▼▼▼

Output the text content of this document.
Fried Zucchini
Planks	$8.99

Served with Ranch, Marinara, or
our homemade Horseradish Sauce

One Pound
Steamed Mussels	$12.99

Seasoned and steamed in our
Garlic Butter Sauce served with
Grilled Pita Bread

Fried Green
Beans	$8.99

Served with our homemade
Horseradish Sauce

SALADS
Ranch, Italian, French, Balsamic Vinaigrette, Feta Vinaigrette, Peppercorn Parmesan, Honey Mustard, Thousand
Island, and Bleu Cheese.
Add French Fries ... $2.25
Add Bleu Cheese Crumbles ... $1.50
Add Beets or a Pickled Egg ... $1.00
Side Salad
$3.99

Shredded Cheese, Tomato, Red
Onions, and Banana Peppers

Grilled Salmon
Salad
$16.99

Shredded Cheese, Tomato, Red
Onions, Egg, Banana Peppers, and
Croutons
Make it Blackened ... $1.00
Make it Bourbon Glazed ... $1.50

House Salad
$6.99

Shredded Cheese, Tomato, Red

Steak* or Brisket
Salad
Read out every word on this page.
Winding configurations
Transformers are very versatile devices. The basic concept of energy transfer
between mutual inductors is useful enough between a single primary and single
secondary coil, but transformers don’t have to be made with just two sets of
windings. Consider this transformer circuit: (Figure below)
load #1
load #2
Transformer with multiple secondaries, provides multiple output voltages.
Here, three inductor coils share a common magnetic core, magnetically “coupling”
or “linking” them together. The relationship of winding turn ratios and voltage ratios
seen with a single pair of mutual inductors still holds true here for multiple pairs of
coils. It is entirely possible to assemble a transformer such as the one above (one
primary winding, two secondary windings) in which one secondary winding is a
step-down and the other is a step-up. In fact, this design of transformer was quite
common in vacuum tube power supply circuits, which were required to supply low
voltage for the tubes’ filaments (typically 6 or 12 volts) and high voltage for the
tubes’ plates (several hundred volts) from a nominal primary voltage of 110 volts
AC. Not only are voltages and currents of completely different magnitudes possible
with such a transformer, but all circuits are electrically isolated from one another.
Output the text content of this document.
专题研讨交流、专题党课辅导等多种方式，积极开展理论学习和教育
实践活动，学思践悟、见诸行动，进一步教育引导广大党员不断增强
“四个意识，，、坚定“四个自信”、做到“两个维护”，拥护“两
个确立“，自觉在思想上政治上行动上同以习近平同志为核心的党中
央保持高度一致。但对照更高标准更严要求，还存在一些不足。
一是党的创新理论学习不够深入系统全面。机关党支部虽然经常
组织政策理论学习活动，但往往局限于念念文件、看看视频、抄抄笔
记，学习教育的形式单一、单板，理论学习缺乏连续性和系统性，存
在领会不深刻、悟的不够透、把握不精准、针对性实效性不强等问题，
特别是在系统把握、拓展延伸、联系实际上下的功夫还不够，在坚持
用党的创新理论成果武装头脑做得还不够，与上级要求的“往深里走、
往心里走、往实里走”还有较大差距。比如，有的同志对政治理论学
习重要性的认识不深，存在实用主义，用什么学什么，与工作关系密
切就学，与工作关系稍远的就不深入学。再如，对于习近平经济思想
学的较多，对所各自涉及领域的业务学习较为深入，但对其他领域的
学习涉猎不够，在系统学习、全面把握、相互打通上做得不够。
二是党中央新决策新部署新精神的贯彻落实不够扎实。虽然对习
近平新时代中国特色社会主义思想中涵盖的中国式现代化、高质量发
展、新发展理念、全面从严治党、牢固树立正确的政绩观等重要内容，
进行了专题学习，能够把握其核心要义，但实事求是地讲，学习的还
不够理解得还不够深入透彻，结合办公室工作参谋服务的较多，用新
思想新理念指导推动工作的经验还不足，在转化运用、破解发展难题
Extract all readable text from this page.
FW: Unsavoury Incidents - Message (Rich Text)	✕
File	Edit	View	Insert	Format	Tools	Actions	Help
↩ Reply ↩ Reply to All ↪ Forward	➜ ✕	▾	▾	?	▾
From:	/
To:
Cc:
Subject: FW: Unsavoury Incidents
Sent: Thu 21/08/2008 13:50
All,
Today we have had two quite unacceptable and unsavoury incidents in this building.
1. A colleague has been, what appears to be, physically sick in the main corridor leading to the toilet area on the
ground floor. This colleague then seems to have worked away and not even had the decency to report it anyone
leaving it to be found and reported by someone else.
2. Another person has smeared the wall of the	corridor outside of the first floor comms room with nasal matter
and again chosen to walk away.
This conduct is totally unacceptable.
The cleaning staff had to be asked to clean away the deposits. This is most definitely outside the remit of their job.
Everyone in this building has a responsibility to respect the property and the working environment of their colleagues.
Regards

▲▲▲

• **Work to do**
Gather each line that holds "French".

• **Result of the task**
Ranch, Italian, French, Balsamic Vinaigrette, Feta Vinaigrette, Peppercorn Parmesan, Honey Mustard, Thousand
Add French Fries ... $2.25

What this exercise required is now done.